*What the exercise asks*:
Check each line of the listing, and copy it if it contains the word "אירני".

*Entries provided*:
****************

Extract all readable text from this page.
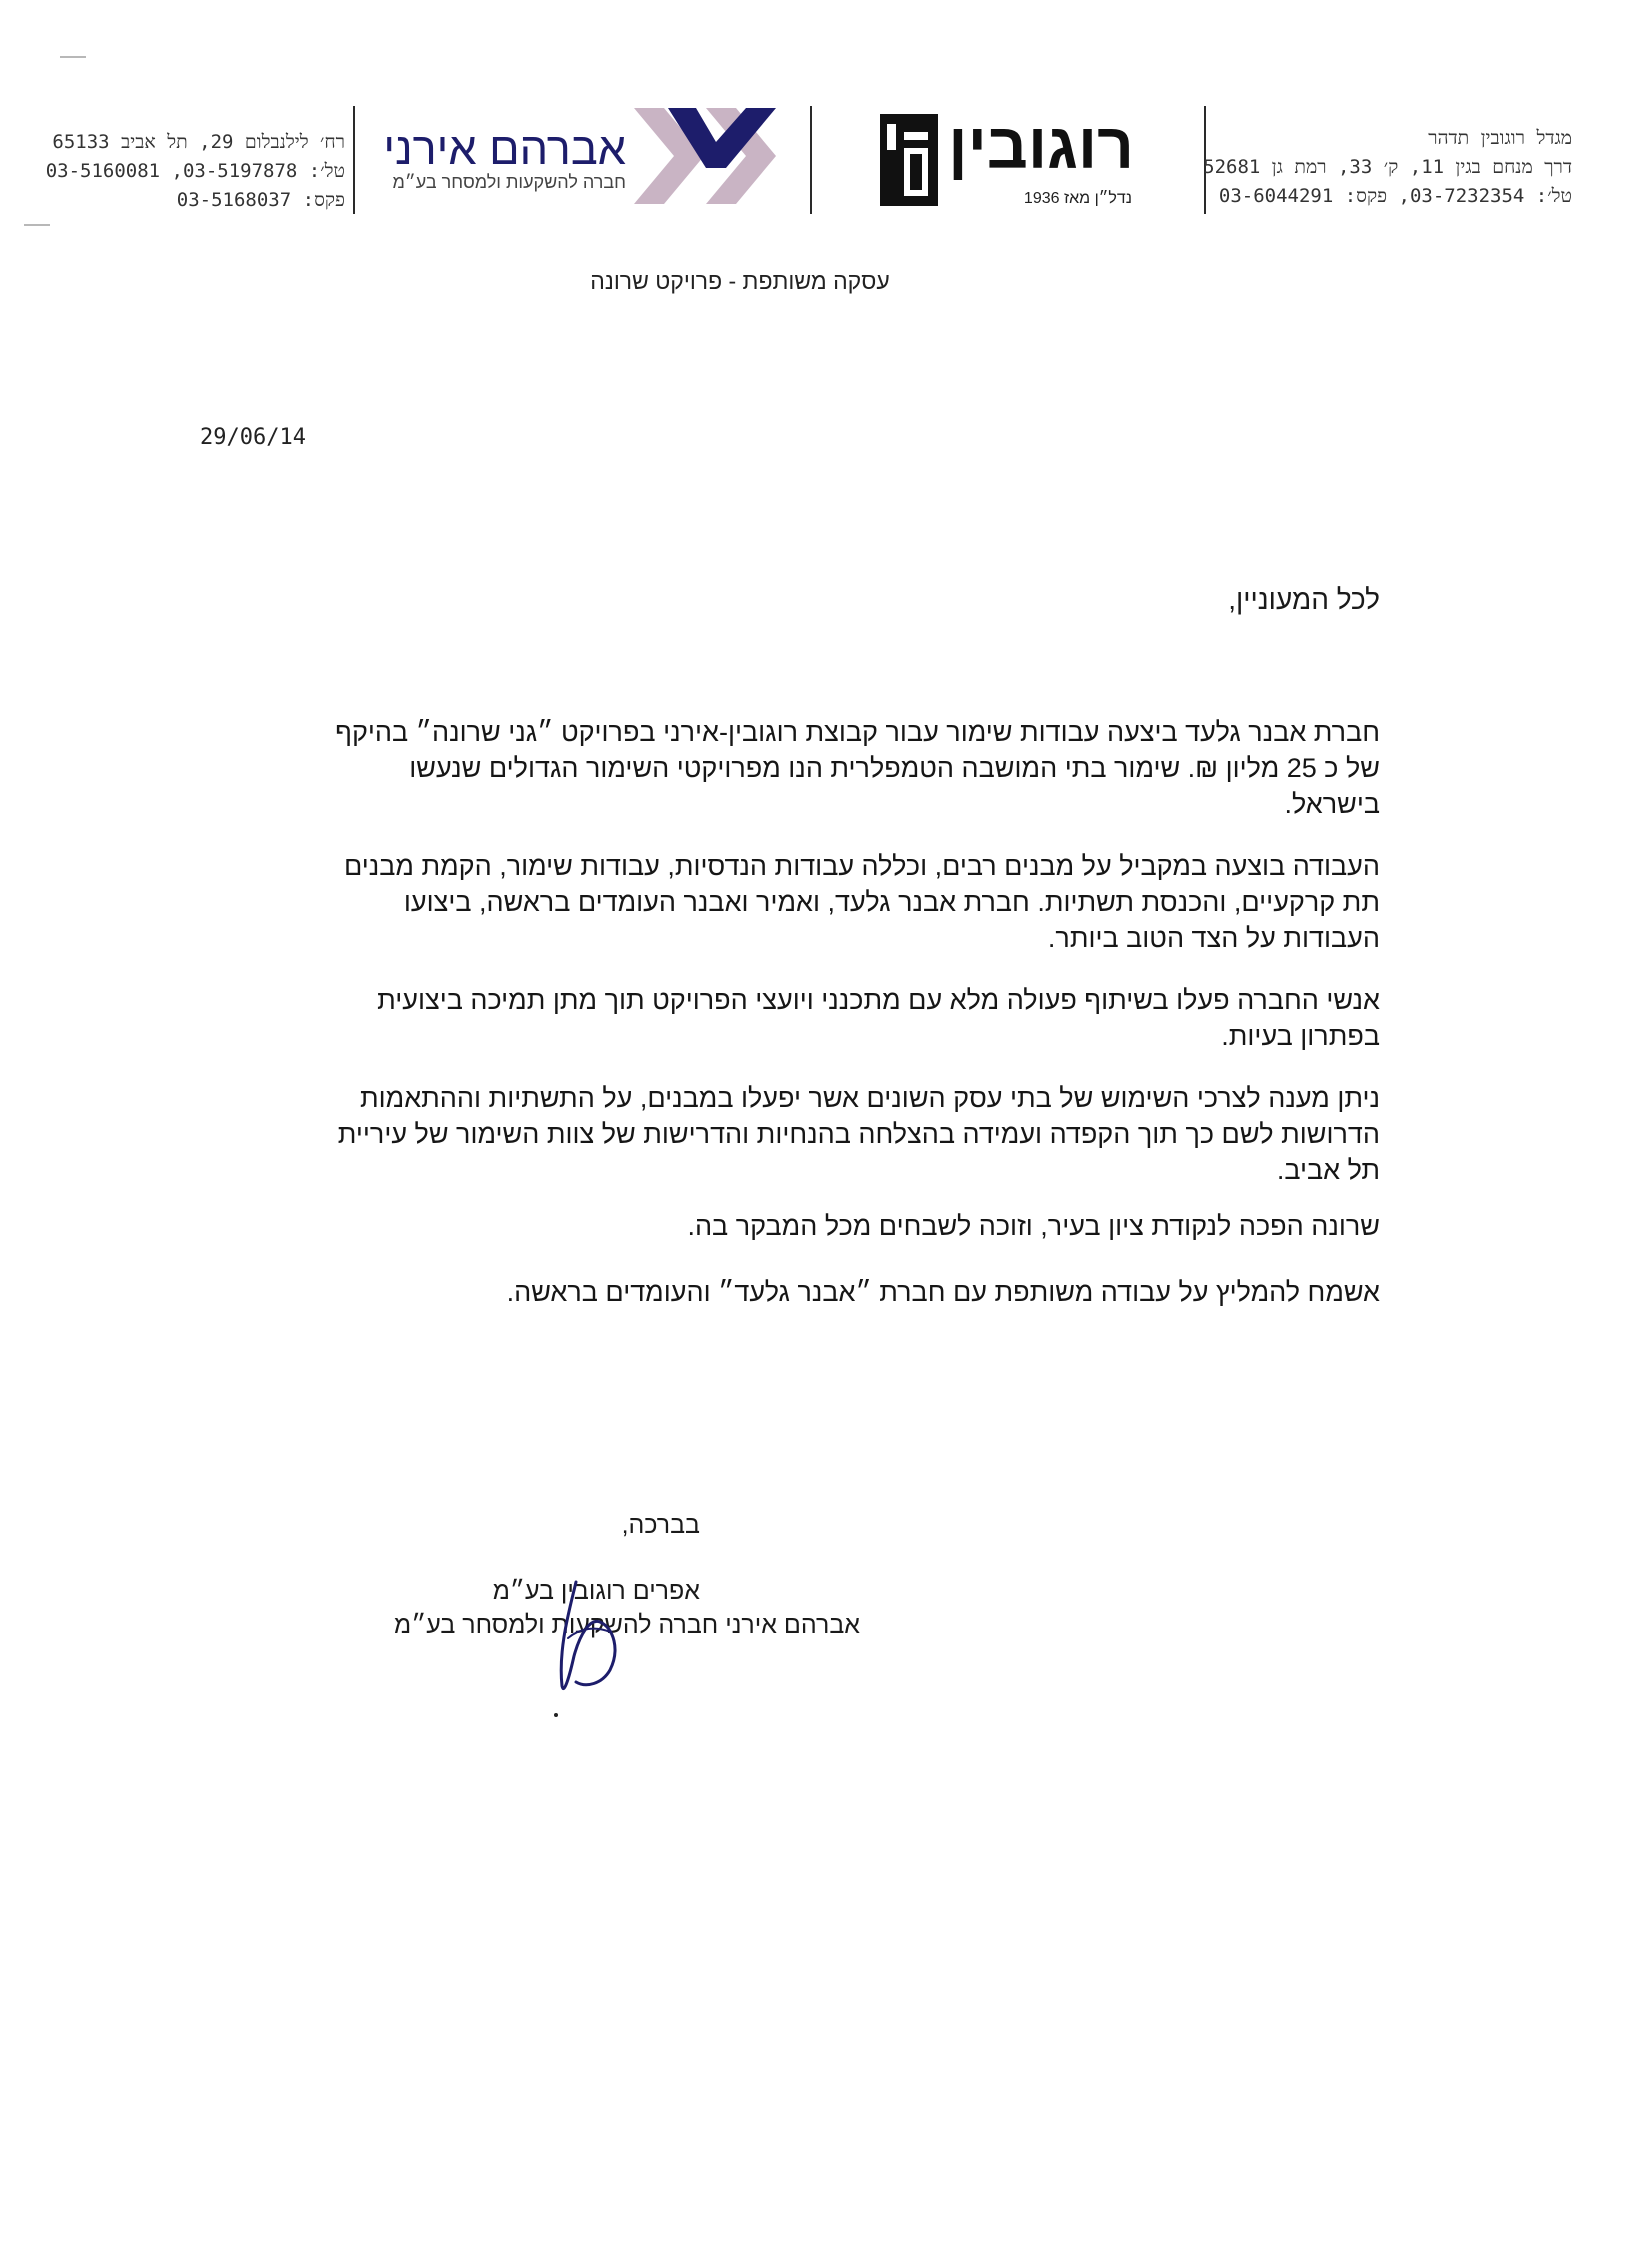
רח׳ לילנבלום 29, תל אביב 65133
טל׳: 03-5197878, 03-5160081
פקס: 03-5168037
אברהם אירני
חברה להשקעות ולמסחר בע״מ	רוגובין
נדל״ן מאז 1936
מגדל רוגובין תדהר
דרך מנחם בגין 11, ק׳ 33, רמת גן 52681
טל׳: 03-7232354, פקס: 03-6044291
עסקה משותפת - פרויקט שרונה
29/06/14
לכל המעוניין,
חברת אבנר גלעד ביצעה עבודות שימור עבור קבוצת רוגובין-אירני בפרויקט ״גני שרונה״ בהיקף
של כ 25 מליון ₪. שימור בתי המושבה הטמפלרית הנו מפרויקטי השימור הגדולים שנעשו
בישראל.
העבודה בוצעה במקביל על מבנים רבים, וכללה עבודות הנדסיות, עבודות שימור, הקמת מבנים
תת קרקעיים, והכנסת תשתיות. חברת אבנר גלעד, ואמיר ואבנר העומדים בראשה, ביצועו
העבודות על הצד הטוב ביותר.
אנשי החברה פעלו בשיתוף פעולה מלא עם מתכנני ויועצי הפרויקט תוך מתן תמיכה ביצועית
בפתרון בעיות.
ניתן מענה לצרכי השימוש של בתי עסק השונים אשר יפעלו במבנים, על התשתיות וההתאמות
הדרושות לשם כך תוך הקפדה ועמידה בהצלחה בהנחיות והדרישות של צוות השימור של עיריית
תל אביב.
שרונה הפכה לנקודת ציון בעיר, וזוכה לשבחים מכל המבקר בה.
אשמח להמליץ על עבודה משותפת עם חברת ״אבנר גלעד״ והעומדים בראשה.
בברכה,
אפרים רוגובין בע״מ
אברהם אירני חברה להשקעות ולמסחר בע״מ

****************

*Response below*:
אברהם אירני
חברת אבנר גלעד ביצעה עבודות שימור עבור קבוצת רוגובין-אירני בפרויקט ״גני שרונה״ בהיקף
אברהם אירני חברה להשקעות ולמסחר בע״מ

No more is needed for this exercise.